Reproduce the listing that follows with no differences at all.

(Data items)
▼

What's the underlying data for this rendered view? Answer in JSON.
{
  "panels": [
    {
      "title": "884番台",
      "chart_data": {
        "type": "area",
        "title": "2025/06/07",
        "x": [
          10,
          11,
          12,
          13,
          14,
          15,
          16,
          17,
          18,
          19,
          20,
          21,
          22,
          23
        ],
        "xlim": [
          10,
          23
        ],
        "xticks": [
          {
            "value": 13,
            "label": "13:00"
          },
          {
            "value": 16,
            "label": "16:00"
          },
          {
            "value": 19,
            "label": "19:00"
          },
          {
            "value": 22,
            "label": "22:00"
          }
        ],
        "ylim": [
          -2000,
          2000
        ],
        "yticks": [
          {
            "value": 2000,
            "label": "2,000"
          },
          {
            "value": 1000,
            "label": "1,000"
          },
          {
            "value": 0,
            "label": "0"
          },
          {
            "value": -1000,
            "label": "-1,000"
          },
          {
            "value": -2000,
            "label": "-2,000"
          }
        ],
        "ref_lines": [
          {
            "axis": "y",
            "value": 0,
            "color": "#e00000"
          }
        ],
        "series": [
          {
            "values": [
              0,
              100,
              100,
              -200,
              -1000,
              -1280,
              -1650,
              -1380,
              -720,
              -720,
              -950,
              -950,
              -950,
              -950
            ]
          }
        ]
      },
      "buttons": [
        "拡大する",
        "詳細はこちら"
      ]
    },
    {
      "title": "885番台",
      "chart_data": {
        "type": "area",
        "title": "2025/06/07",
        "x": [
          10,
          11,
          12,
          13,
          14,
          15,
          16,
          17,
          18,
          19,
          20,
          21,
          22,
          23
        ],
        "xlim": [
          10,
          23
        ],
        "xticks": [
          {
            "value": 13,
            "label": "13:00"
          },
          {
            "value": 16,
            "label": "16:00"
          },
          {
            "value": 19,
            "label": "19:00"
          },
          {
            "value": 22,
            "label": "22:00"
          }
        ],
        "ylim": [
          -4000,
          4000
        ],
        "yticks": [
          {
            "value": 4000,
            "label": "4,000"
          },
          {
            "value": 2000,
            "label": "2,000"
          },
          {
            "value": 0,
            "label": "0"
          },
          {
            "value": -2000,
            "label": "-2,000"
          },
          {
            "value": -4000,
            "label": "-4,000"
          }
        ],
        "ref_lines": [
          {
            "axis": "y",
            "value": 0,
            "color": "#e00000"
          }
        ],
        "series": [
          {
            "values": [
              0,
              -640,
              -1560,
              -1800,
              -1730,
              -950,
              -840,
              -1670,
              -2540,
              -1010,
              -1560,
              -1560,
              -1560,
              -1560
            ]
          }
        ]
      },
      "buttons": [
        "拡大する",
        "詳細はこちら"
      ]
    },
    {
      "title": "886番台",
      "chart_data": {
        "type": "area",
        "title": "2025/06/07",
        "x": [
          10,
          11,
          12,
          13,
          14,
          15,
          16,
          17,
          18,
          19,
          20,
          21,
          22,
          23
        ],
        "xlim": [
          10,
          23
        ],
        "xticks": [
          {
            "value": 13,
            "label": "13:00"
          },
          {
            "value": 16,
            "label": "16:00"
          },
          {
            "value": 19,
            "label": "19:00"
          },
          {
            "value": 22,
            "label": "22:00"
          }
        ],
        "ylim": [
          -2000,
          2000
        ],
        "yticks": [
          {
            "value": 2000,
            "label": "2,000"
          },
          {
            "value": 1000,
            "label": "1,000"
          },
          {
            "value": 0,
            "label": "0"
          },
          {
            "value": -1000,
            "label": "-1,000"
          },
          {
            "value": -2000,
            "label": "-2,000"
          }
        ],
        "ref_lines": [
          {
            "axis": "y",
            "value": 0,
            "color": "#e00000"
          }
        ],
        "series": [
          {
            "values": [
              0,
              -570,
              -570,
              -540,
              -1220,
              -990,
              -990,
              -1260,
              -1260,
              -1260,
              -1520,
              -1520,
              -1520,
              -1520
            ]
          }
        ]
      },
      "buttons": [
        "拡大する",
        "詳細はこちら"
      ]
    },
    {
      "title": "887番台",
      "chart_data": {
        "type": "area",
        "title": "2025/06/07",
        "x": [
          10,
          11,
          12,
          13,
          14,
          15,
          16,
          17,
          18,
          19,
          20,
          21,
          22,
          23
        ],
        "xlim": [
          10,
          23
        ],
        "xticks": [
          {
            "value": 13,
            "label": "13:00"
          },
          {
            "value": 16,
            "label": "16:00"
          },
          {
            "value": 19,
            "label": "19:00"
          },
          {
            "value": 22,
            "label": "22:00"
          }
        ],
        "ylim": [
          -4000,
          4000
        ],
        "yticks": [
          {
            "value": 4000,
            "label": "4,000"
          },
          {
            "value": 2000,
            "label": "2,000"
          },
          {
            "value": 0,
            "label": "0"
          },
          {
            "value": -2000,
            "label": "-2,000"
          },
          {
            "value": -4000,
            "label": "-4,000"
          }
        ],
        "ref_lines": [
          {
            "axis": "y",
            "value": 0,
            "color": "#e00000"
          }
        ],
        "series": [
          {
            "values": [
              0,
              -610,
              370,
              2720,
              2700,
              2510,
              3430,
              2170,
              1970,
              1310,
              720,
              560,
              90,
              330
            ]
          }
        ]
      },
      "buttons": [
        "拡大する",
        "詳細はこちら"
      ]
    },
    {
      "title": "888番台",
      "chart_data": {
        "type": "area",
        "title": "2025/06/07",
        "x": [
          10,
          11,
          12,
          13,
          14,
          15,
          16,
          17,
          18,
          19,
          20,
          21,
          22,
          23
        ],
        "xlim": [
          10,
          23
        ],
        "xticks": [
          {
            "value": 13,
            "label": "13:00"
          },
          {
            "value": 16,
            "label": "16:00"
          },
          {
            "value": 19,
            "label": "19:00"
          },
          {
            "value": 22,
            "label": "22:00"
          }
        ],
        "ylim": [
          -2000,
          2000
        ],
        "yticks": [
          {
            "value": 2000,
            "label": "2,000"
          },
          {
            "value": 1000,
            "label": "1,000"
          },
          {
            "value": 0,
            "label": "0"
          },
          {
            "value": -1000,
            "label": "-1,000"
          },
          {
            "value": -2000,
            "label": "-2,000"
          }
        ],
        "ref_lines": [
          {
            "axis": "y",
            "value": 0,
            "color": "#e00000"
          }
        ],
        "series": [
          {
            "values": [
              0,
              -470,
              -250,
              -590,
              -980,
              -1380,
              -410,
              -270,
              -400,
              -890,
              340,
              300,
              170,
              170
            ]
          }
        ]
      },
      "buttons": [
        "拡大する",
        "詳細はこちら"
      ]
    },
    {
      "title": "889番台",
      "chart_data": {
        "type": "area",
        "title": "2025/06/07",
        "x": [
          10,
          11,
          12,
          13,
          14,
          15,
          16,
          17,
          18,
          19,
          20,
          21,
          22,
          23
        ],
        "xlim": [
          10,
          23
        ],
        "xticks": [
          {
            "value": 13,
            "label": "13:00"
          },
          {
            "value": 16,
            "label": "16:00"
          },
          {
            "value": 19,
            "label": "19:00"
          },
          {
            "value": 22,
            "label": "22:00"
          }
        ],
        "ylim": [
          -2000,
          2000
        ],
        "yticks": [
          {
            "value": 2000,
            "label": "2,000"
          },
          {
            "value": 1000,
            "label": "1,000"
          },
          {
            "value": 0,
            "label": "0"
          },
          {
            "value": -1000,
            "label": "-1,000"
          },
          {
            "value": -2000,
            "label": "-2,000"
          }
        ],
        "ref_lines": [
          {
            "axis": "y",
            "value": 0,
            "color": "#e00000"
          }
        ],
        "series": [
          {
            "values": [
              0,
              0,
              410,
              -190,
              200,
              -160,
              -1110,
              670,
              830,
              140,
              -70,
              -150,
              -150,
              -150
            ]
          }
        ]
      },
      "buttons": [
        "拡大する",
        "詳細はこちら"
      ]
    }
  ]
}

▲

__The solution__:
What's the underlying data for this rendered view? Answer in JSON.
{
  "panels": [
    {
      "title": "884番台",
      "chart_data": {
        "type": "area",
        "title": "2025/06/07",
        "x": [
          10,
          11,
          12,
          13,
          14,
          15,
          16,
          17,
          18,
          19,
          20,
          21,
          22,
          23
        ],
        "xlim": [
          10,
          23
        ],
        "xticks": [
          {
            "value": 13,
            "label": "13:00"
          },
          {
            "value": 16,
            "label": "16:00"
          },
          {
            "value": 19,
            "label": "19:00"
          },
          {
            "value": 22,
            "label": "22:00"
          }
        ],
        "ylim": [
          -2000,
          2000
        ],
        "yticks": [
          {
            "value": 2000,
            "label": "2,000"
          },
          {
            "value": 1000,
            "label": "1,000"
          },
          {
            "value": 0,
            "label": "0"
          },
          {
            "value": -1000,
            "label": "-1,000"
          },
          {
            "value": -2000,
            "label": "-2,000"
          }
        ],
        "ref_lines": [
          {
            "axis": "y",
            "value": 0,
            "color": "#e00000"
          }
        ],
        "series": [
          {
            "values": [
              0,
              100,
              100,
              -200,
              -1000,
              -1280,
              -1650,
              -1380,
              -720,
              -720,
              -950,
              -950,
              -950,
              -950
            ]
          }
        ]
      },
      "buttons": [
        "拡大する",
        "詳細はこちら"
      ]
    },
    {
      "title": "885番台",
      "chart_data": {
        "type": "area",
        "title": "2025/06/07",
        "x": [
          10,
          11,
          12,
          13,
          14,
          15,
          16,
          17,
          18,
          19,
          20,
          21,
          22,
          23
        ],
        "xlim": [
          10,
          23
        ],
        "xticks": [
          {
            "value": 13,
            "label": "13:00"
          },
          {
            "value": 16,
            "label": "16:00"
          },
          {
            "value": 19,
            "label": "19:00"
          },
          {
            "value": 22,
            "label": "22:00"
          }
        ],
        "ylim": [
          -4000,
          4000
        ],
        "yticks": [
          {
            "value": 4000,
            "label": "4,000"
          },
          {
            "value": 2000,
            "label": "2,000"
          },
          {
            "value": 0,
            "label": "0"
          },
          {
            "value": -2000,
            "label": "-2,000"
          },
          {
            "value": -4000,
            "label": "-4,000"
          }
        ],
        "ref_lines": [
          {
            "axis": "y",
            "value": 0,
            "color": "#e00000"
          }
        ],
        "series": [
          {
            "values": [
              0,
              -640,
              -1560,
              -1800,
              -1730,
              -950,
              -840,
              -1670,
              -2540,
              -1010,
              -1560,
              -1560,
              -1560,
              -1560
            ]
          }
        ]
      },
      "buttons": [
        "拡大する",
        "詳細はこちら"
      ]
    },
    {
      "title": "886番台",
      "chart_data": {
        "type": "area",
        "title": "2025/06/07",
        "x": [
          10,
          11,
          12,
          13,
          14,
          15,
          16,
          17,
          18,
          19,
          20,
          21,
          22,
          23
        ],
        "xlim": [
          10,
          23
        ],
        "xticks": [
          {
            "value": 13,
            "label": "13:00"
          },
          {
            "value": 16,
            "label": "16:00"
          },
          {
            "value": 19,
            "label": "19:00"
          },
          {
            "value": 22,
            "label": "22:00"
          }
        ],
        "ylim": [
          -2000,
          2000
        ],
        "yticks": [
          {
            "value": 2000,
            "label": "2,000"
          },
          {
            "value": 1000,
            "label": "1,000"
          },
          {
            "value": 0,
            "label": "0"
          },
          {
            "value": -1000,
            "label": "-1,000"
          },
          {
            "value": -2000,
            "label": "-2,000"
          }
        ],
        "ref_lines": [
          {
            "axis": "y",
            "value": 0,
            "color": "#e00000"
          }
        ],
        "series": [
          {
            "values": [
              0,
              -570,
              -570,
              -540,
              -1220,
              -990,
              -990,
              -1260,
              -1260,
              -1260,
              -1520,
              -1520,
              -1520,
              -1520
            ]
          }
        ]
      },
      "buttons": [
        "拡大する",
        "詳細はこちら"
      ]
    },
    {
      "title": "887番台",
      "chart_data": {
        "type": "area",
        "title": "2025/06/07",
        "x": [
          10,
          11,
          12,
          13,
          14,
          15,
          16,
          17,
          18,
          19,
          20,
          21,
          22,
          23
        ],
        "xlim": [
          10,
          23
        ],
        "xticks": [
          {
            "value": 13,
            "label": "13:00"
          },
          {
            "value": 16,
            "label": "16:00"
          },
          {
            "value": 19,
            "label": "19:00"
          },
          {
            "value": 22,
            "label": "22:00"
          }
        ],
        "ylim": [
          -4000,
          4000
        ],
        "yticks": [
          {
            "value": 4000,
            "label": "4,000"
          },
          {
            "value": 2000,
            "label": "2,000"
          },
          {
            "value": 0,
            "label": "0"
          },
          {
            "value": -2000,
            "label": "-2,000"
          },
          {
            "value": -4000,
            "label": "-4,000"
          }
        ],
        "ref_lines": [
          {
            "axis": "y",
            "value": 0,
            "color": "#e00000"
          }
        ],
        "series": [
          {
            "values": [
              0,
              -610,
              370,
              2720,
              2700,
              2510,
              3430,
              2170,
              1970,
              1310,
              720,
              560,
              90,
              330
            ]
          }
        ]
      },
      "buttons": [
        "拡大する",
        "詳細はこちら"
      ]
    },
    {
      "title": "888番台",
      "chart_data": {
        "type": "area",
        "title": "2025/06/07",
        "x": [
          10,
          11,
          12,
          13,
          14,
          15,
          16,
          17,
          18,
          19,
          20,
          21,
          22,
          23
        ],
        "xlim": [
          10,
          23
        ],
        "xticks": [
          {
            "value": 13,
            "label": "13:00"
          },
          {
            "value": 16,
            "label": "16:00"
          },
          {
            "value": 19,
            "label": "19:00"
          },
          {
            "value": 22,
            "label": "22:00"
          }
        ],
        "ylim": [
          -2000,
          2000
        ],
        "yticks": [
          {
            "value": 2000,
            "label": "2,000"
          },
          {
            "value": 1000,
            "label": "1,000"
          },
          {
            "value": 0,
            "label": "0"
          },
          {
            "value": -1000,
            "label": "-1,000"
          },
          {
            "value": -2000,
            "label": "-2,000"
          }
        ],
        "ref_lines": [
          {
            "axis": "y",
            "value": 0,
            "color": "#e00000"
          }
        ],
        "series": [
          {
            "values": [
              0,
              -470,
              -250,
              -590,
              -980,
              -1380,
              -410,
              -270,
              -400,
              -890,
              340,
              300,
              170,
              170
            ]
          }
        ]
      },
      "buttons": [
        "拡大する",
        "詳細はこちら"
      ]
    },
    {
      "title": "889番台",
      "chart_data": {
        "type": "area",
        "title": "2025/06/07",
        "x": [
          10,
          11,
          12,
          13,
          14,
          15,
          16,
          17,
          18,
          19,
          20,
          21,
          22,
          23
        ],
        "xlim": [
          10,
          23
        ],
        "xticks": [
          {
            "value": 13,
            "label": "13:00"
          },
          {
            "value": 16,
            "label": "16:00"
          },
          {
            "value": 19,
            "label": "19:00"
          },
          {
            "value": 22,
            "label": "22:00"
          }
        ],
        "ylim": [
          -2000,
          2000
        ],
        "yticks": [
          {
            "value": 2000,
            "label": "2,000"
          },
          {
            "value": 1000,
            "label": "1,000"
          },
          {
            "value": 0,
            "label": "0"
          },
          {
            "value": -1000,
            "label": "-1,000"
          },
          {
            "value": -2000,
            "label": "-2,000"
          }
        ],
        "ref_lines": [
          {
            "axis": "y",
            "value": 0,
            "color": "#e00000"
          }
        ],
        "series": [
          {
            "values": [
              0,
              0,
              410,
              -190,
              200,
              -160,
              -1110,
              670,
              830,
              140,
              -70,
              -150,
              -150,
              -150
            ]
          }
        ]
      },
      "buttons": [
        "拡大する",
        "詳細はこちら"
      ]
    }
  ]
}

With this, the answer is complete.